(Stored data)
+---+
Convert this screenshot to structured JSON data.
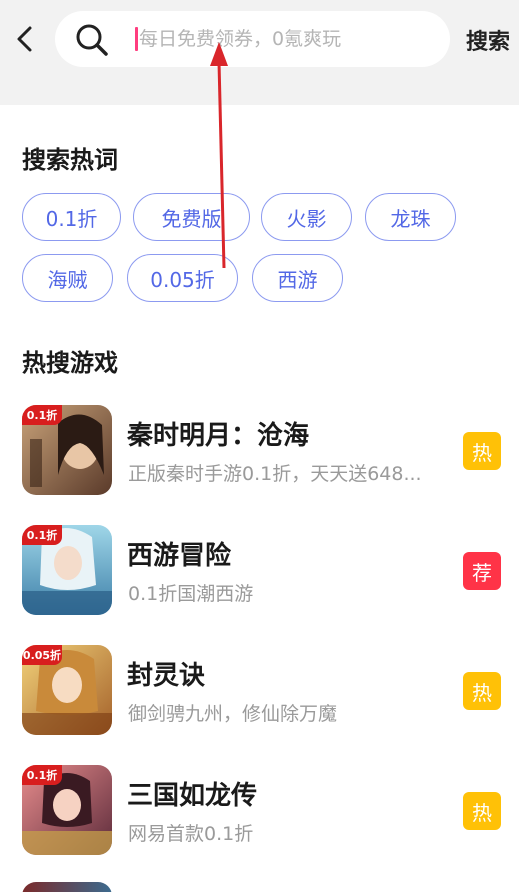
{
  "header": {
    "search_placeholder": "每日免费领券，0氪爽玩",
    "search_button": "搜索",
    "back_icon": "chevron-left-icon",
    "search_icon": "search-icon"
  },
  "hot_words": {
    "title": "搜索热词",
    "chips": [
      "0.1折",
      "免费版",
      "火影",
      "龙珠",
      "海贼",
      "0.05折",
      "西游"
    ]
  },
  "hot_games": {
    "title": "热搜游戏",
    "items": [
      {
        "title": "秦时明月：沧海",
        "desc": "正版秦时手游0.1折，天天送648...",
        "badge": "热",
        "badge_color": "#ffc107",
        "ribbon": "0.1折",
        "icon_art": "秦时明月"
      },
      {
        "title": "西游冒险",
        "desc": "0.1折国潮西游",
        "badge": "荐",
        "badge_color": "#ff3347",
        "ribbon": "0.1折",
        "icon_art": "新仙女"
      },
      {
        "title": "封灵诀",
        "desc": "御剑骋九州，修仙除万魔",
        "badge": "热",
        "badge_color": "#ffc107",
        "ribbon": "0.05折",
        "icon_art": "3D"
      },
      {
        "title": "三国如龙传",
        "desc": "网易首款0.1折",
        "badge": "热",
        "badge_color": "#ffc107",
        "ribbon": "0.1折",
        "icon_art": "护符觉醒"
      }
    ]
  },
  "colors": {
    "topbar_bg": "#f2f2f2",
    "chip_border": "#8c9af0",
    "chip_text": "#5368e6",
    "annotation_arrow": "#d9262b"
  }
}
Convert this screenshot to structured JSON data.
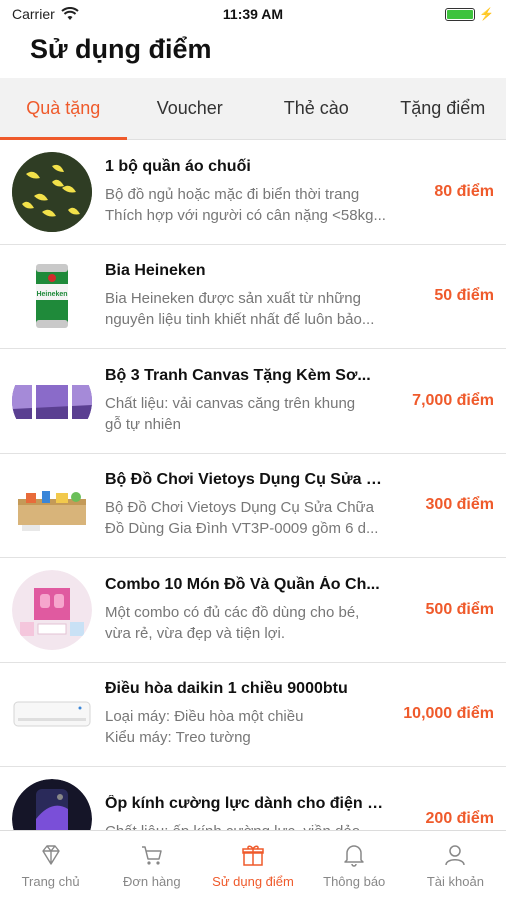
{
  "status_bar": {
    "carrier": "Carrier",
    "time": "11:39 AM",
    "battery_level": 1.0
  },
  "header": {
    "title": "Sử dụng điểm"
  },
  "tabs": [
    {
      "label": "Quà tặng",
      "active": true
    },
    {
      "label": "Voucher",
      "active": false
    },
    {
      "label": "Thẻ cào",
      "active": false
    },
    {
      "label": "Tặng điểm",
      "active": false
    }
  ],
  "items": [
    {
      "title": "1 bộ quần áo chuối",
      "desc1": "Bộ đồ ngủ hoặc mặc đi biển thời trang",
      "desc2": "Thích hợp với người có cân nặng <58kg...",
      "points": "80 điểm",
      "icon": "banana-clothes-image"
    },
    {
      "title": "Bia Heineken",
      "desc1": "Bia Heineken được sản xuất từ những",
      "desc2": "nguyên liệu tinh khiết nhất để luôn bảo...",
      "points": "50 điểm",
      "icon": "beer-can-image"
    },
    {
      "title": "Bộ 3 Tranh Canvas Tặng Kèm Sơ...",
      "desc1": "Chất liệu: vải canvas căng trên khung",
      "desc2": "gỗ tự nhiên",
      "points": "7,000 điểm",
      "icon": "canvas-painting-image"
    },
    {
      "title": "Bộ Đồ Chơi Vietoys Dụng Cụ Sửa C...",
      "desc1": "Bộ Đồ Chơi Vietoys Dụng Cụ Sửa Chữa",
      "desc2": "Đồ Dùng Gia Đình VT3P-0009 gồm 6 d...",
      "points": "300 điểm",
      "icon": "toy-tools-image"
    },
    {
      "title": "Combo 10 Món Đồ Và Quần Áo Ch...",
      "desc1": "Một combo có đủ các đồ dùng cho bé,",
      "desc2": "vừa rẻ, vừa đẹp và tiện lợi.",
      "points": "500 điểm",
      "icon": "baby-combo-image"
    },
    {
      "title": "Điều hòa daikin 1 chiều 9000btu",
      "desc1": "Loại máy: Điều hòa một chiều",
      "desc2": "Kiểu máy: Treo tường",
      "points": "10,000 điểm",
      "icon": "air-conditioner-image"
    },
    {
      "title": "Ốp kính cường lực dành cho điện t...",
      "desc1": "Chất liệu: ốp kính cường lực, viền dẻo",
      "desc2": "",
      "points": "200 điểm",
      "icon": "phone-case-image"
    }
  ],
  "tabbar": [
    {
      "label": "Trang chủ",
      "icon": "diamond-icon",
      "active": false
    },
    {
      "label": "Đơn hàng",
      "icon": "cart-icon",
      "active": false
    },
    {
      "label": "Sử dụng điểm",
      "icon": "gift-icon",
      "active": true
    },
    {
      "label": "Thông báo",
      "icon": "bell-icon",
      "active": false
    },
    {
      "label": "Tài khoản",
      "icon": "user-icon",
      "active": false
    }
  ],
  "colors": {
    "accent": "#ef5a2b",
    "inactive": "#888888"
  }
}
+---+
Task objective:
Write out the entries again, exactly as given, skipping any images.

Response to this task:
Convert this screenshot to structured JSON data.
{
  "header": {
    "search_placeholder": "每日免费领券，0氪爽玩",
    "search_button": "搜索",
    "back_icon": "chevron-left-icon",
    "search_icon": "search-icon"
  },
  "hot_words": {
    "title": "搜索热词",
    "chips": [
      "0.1折",
      "免费版",
      "火影",
      "龙珠",
      "海贼",
      "0.05折",
      "西游"
    ]
  },
  "hot_games": {
    "title": "热搜游戏",
    "items": [
      {
        "title": "秦时明月：沧海",
        "desc": "正版秦时手游0.1折，天天送648...",
        "badge": "热",
        "badge_color": "#ffc107",
        "ribbon": "0.1折",
        "icon_art": "秦时明月"
      },
      {
        "title": "西游冒险",
        "desc": "0.1折国潮西游",
        "badge": "荐",
        "badge_color": "#ff3347",
        "ribbon": "0.1折",
        "icon_art": "新仙女"
      },
      {
        "title": "封灵诀",
        "desc": "御剑骋九州，修仙除万魔",
        "badge": "热",
        "badge_color": "#ffc107",
        "ribbon": "0.05折",
        "icon_art": "3D"
      },
      {
        "title": "三国如龙传",
        "desc": "网易首款0.1折",
        "badge": "热",
        "badge_color": "#ffc107",
        "ribbon": "0.1折",
        "icon_art": "护符觉醒"
      }
    ]
  },
  "colors": {
    "topbar_bg": "#f2f2f2",
    "chip_border": "#8c9af0",
    "chip_text": "#5368e6",
    "annotation_arrow": "#d9262b"
  }
}
Convert this screenshot to structured JSON data.
{
  "status_bar": {
    "carrier": "Carrier",
    "time": "11:39 AM",
    "battery_level": 1.0
  },
  "header": {
    "title": "Sử dụng điểm"
  },
  "tabs": [
    {
      "label": "Quà tặng",
      "active": true
    },
    {
      "label": "Voucher",
      "active": false
    },
    {
      "label": "Thẻ cào",
      "active": false
    },
    {
      "label": "Tặng điểm",
      "active": false
    }
  ],
  "items": [
    {
      "title": "1 bộ quần áo chuối",
      "desc1": "Bộ đồ ngủ hoặc mặc đi biển thời trang",
      "desc2": "Thích hợp với người có cân nặng <58kg...",
      "points": "80 điểm",
      "icon": "banana-clothes-image"
    },
    {
      "title": "Bia Heineken",
      "desc1": "Bia Heineken được sản xuất từ những",
      "desc2": "nguyên liệu tinh khiết nhất để luôn bảo...",
      "points": "50 điểm",
      "icon": "beer-can-image"
    },
    {
      "title": "Bộ 3 Tranh Canvas Tặng Kèm Sơ...",
      "desc1": "Chất liệu: vải canvas căng trên khung",
      "desc2": "gỗ tự nhiên",
      "points": "7,000 điểm",
      "icon": "canvas-painting-image"
    },
    {
      "title": "Bộ Đồ Chơi Vietoys Dụng Cụ Sửa C...",
      "desc1": "Bộ Đồ Chơi Vietoys Dụng Cụ Sửa Chữa",
      "desc2": "Đồ Dùng Gia Đình VT3P-0009 gồm 6 d...",
      "points": "300 điểm",
      "icon": "toy-tools-image"
    },
    {
      "title": "Combo 10 Món Đồ Và Quần Áo Ch...",
      "desc1": "Một combo có đủ các đồ dùng cho bé,",
      "desc2": "vừa rẻ, vừa đẹp và tiện lợi.",
      "points": "500 điểm",
      "icon": "baby-combo-image"
    },
    {
      "title": "Điều hòa daikin 1 chiều 9000btu",
      "desc1": "Loại máy: Điều hòa một chiều",
      "desc2": "Kiểu máy: Treo tường",
      "points": "10,000 điểm",
      "icon": "air-conditioner-image"
    },
    {
      "title": "Ốp kính cường lực dành cho điện t...",
      "desc1": "Chất liệu: ốp kính cường lực, viền dẻo",
      "desc2": "",
      "points": "200 điểm",
      "icon": "phone-case-image"
    }
  ],
  "tabbar": [
    {
      "label": "Trang chủ",
      "icon": "diamond-icon",
      "active": false
    },
    {
      "label": "Đơn hàng",
      "icon": "cart-icon",
      "active": false
    },
    {
      "label": "Sử dụng điểm",
      "icon": "gift-icon",
      "active": true
    },
    {
      "label": "Thông báo",
      "icon": "bell-icon",
      "active": false
    },
    {
      "label": "Tài khoản",
      "icon": "user-icon",
      "active": false
    }
  ],
  "colors": {
    "accent": "#ef5a2b",
    "inactive": "#888888"
  }
}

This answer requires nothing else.